## Records shown:
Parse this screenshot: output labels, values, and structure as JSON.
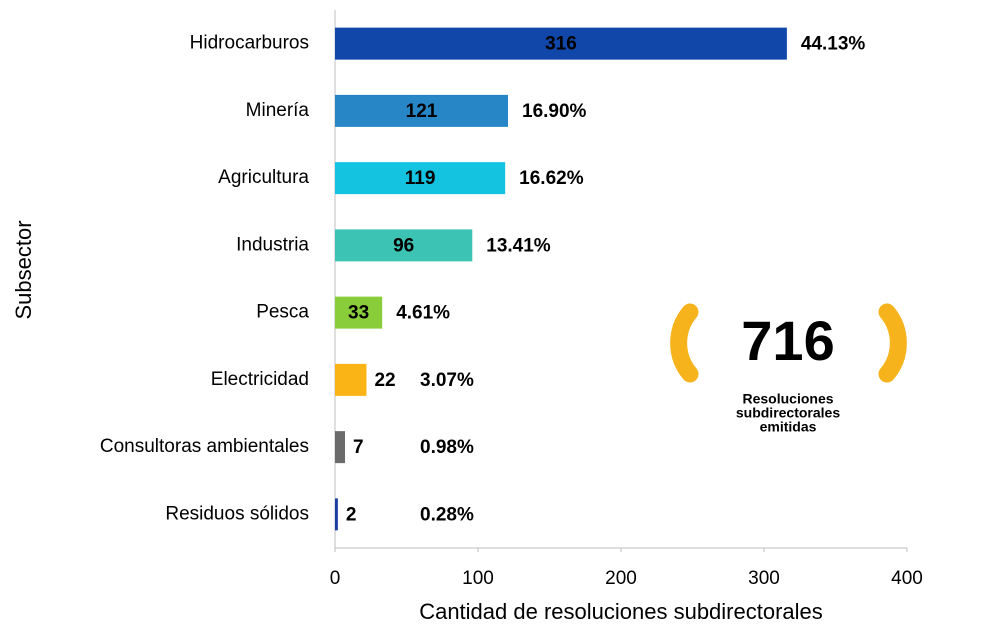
{
  "chart_data": {
    "type": "hbar",
    "categories": [
      "Hidrocarburos",
      "Minería",
      "Agricultura",
      "Industria",
      "Pesca",
      "Electricidad",
      "Consultoras ambientales",
      "Residuos sólidos"
    ],
    "values": [
      316,
      121,
      119,
      96,
      33,
      22,
      7,
      2
    ],
    "colors": [
      "#1047a9",
      "#2686c6",
      "#14c3e0",
      "#3dc3b3",
      "#8acd3b",
      "#fbb416",
      "#6b6b6b",
      "#1b40a2"
    ],
    "shares": [
      "44.13%",
      "16.90%",
      "16.62%",
      "13.41%",
      "4.61%",
      "3.07%",
      "0.98%",
      "0.28%"
    ],
    "xlim": [
      0,
      400
    ],
    "xticks": [
      0,
      100,
      200,
      300,
      400
    ],
    "xlabel": "Cantidad de resoluciones subdirectorales",
    "ylabel": "Subsector",
    "annotation": {
      "total": 716,
      "lines": [
        "Resoluciones",
        "subdirectorales",
        "emitidas"
      ],
      "color": "#f6b31b"
    }
  }
}
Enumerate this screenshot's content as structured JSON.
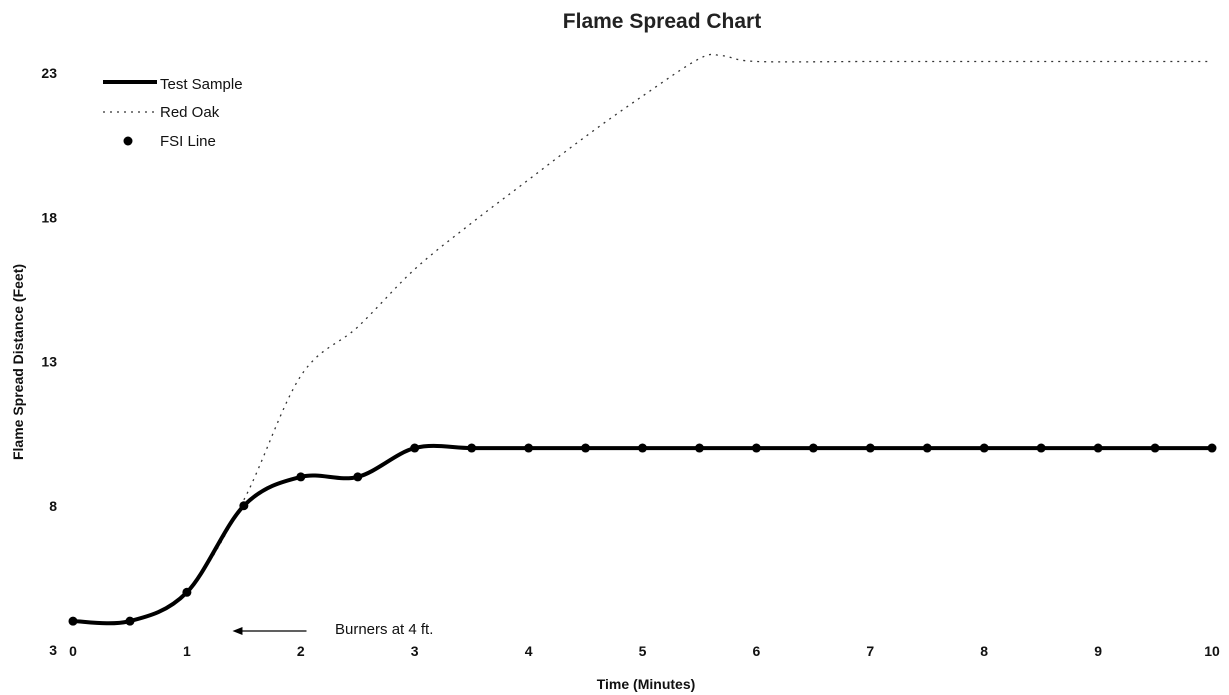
{
  "chart_data": {
    "type": "line",
    "title": "Flame Spread Chart",
    "xlabel": "Time (Minutes)",
    "ylabel": "Flame Spread Distance (Feet)",
    "xlim": [
      0,
      10
    ],
    "ylim": [
      3,
      24
    ],
    "x_ticks": [
      0,
      1,
      2,
      3,
      4,
      5,
      6,
      7,
      8,
      9,
      10
    ],
    "y_ticks": [
      3,
      8,
      13,
      18,
      23
    ],
    "grid": false,
    "legend_position": "top-left",
    "series": [
      {
        "name": "Test Sample",
        "style": "solid-thick",
        "color": "#000000",
        "x": [
          0,
          0.5,
          1,
          1.5,
          2,
          2.5,
          3,
          3.5,
          4,
          4.5,
          5,
          5.5,
          6,
          6.5,
          7,
          7.5,
          8,
          8.5,
          9,
          9.5,
          10
        ],
        "y": [
          4,
          4,
          5,
          8,
          9,
          9,
          10,
          10,
          10,
          10,
          10,
          10,
          10,
          10,
          10,
          10,
          10,
          10,
          10,
          10,
          10
        ]
      },
      {
        "name": "Red Oak",
        "style": "dotted",
        "color": "#333333",
        "x": [
          0,
          0.5,
          1,
          1.5,
          2,
          2.5,
          3,
          3.5,
          4,
          4.5,
          5,
          5.5,
          5.7,
          6,
          7,
          8,
          9,
          10
        ],
        "y": [
          4,
          4,
          5,
          8.2,
          12.5,
          14.2,
          16.2,
          17.8,
          19.3,
          20.8,
          22.2,
          23.5,
          23.6,
          23.4,
          23.4,
          23.4,
          23.4,
          23.4
        ]
      },
      {
        "name": "FSI Line",
        "style": "markers",
        "color": "#000000",
        "x": [
          0,
          0.5,
          1,
          1.5,
          2,
          2.5,
          3,
          3.5,
          4,
          4.5,
          5,
          5.5,
          6,
          6.5,
          7,
          7.5,
          8,
          8.5,
          9,
          9.5,
          10
        ],
        "y": [
          4,
          4,
          5,
          8,
          9,
          9,
          10,
          10,
          10,
          10,
          10,
          10,
          10,
          10,
          10,
          10,
          10,
          10,
          10,
          10,
          10
        ]
      }
    ],
    "annotations": [
      {
        "text": "Burners at 4 ft.",
        "arrow_from_x": 2.05,
        "arrow_to_x": 1.4,
        "y": 4.1
      }
    ]
  }
}
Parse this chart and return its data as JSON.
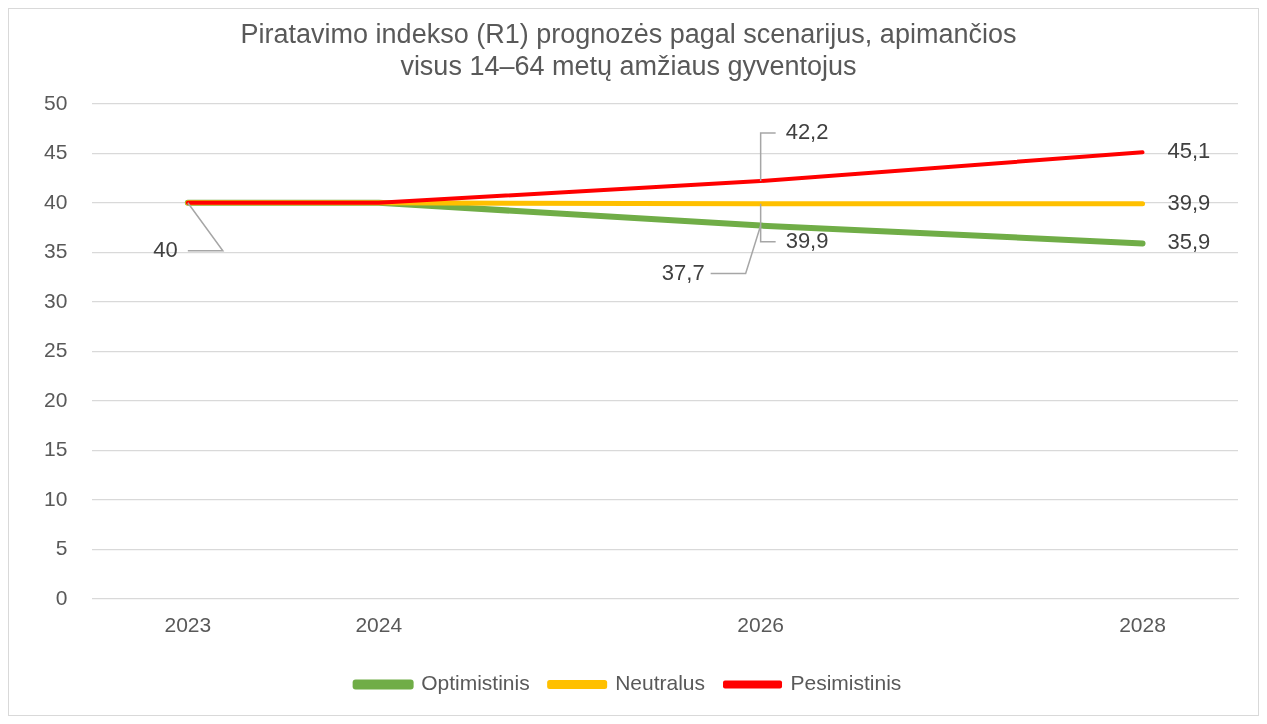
{
  "chart_data": {
    "type": "line",
    "title": "Piratavimo indekso (R1) prognozės pagal scenarijus, apimančios visus 14–64 metų amžiaus gyventojus",
    "x": [
      2023,
      2024,
      2026,
      2028
    ],
    "series": [
      {
        "name": "Optimistinis",
        "color": "#70ad47",
        "values": [
          40,
          40,
          37.7,
          35.9
        ],
        "value_labels": [
          null,
          null,
          "37,7",
          "35,9"
        ]
      },
      {
        "name": "Neutralus",
        "color": "#ffc000",
        "values": [
          40,
          40,
          39.9,
          39.9
        ],
        "value_labels": [
          null,
          null,
          "39,9",
          "39,9"
        ]
      },
      {
        "name": "Pesimistinis",
        "color": "#ff0000",
        "values": [
          40,
          40,
          42.2,
          45.1
        ],
        "value_labels": [
          "40",
          null,
          "42,2",
          "45,1"
        ]
      }
    ],
    "xlim": [
      2022.5,
      2028.5
    ],
    "xticks": [
      2023,
      2024,
      2026,
      2028
    ],
    "ylim": [
      0,
      50
    ],
    "yticks": [
      0,
      5,
      10,
      15,
      20,
      25,
      30,
      35,
      40,
      45,
      50
    ],
    "grid": "y",
    "legend": "bottom",
    "marker": "none",
    "line_style": "solid"
  }
}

## Task to complete:
Report back each line of the entries that holds the string "this".

## Task response:
Parse this screenshot: output labels, values, and structure as JSON.
Enumerate this screenshot's content as structured JSON.
Parse this chart and return its data as JSON.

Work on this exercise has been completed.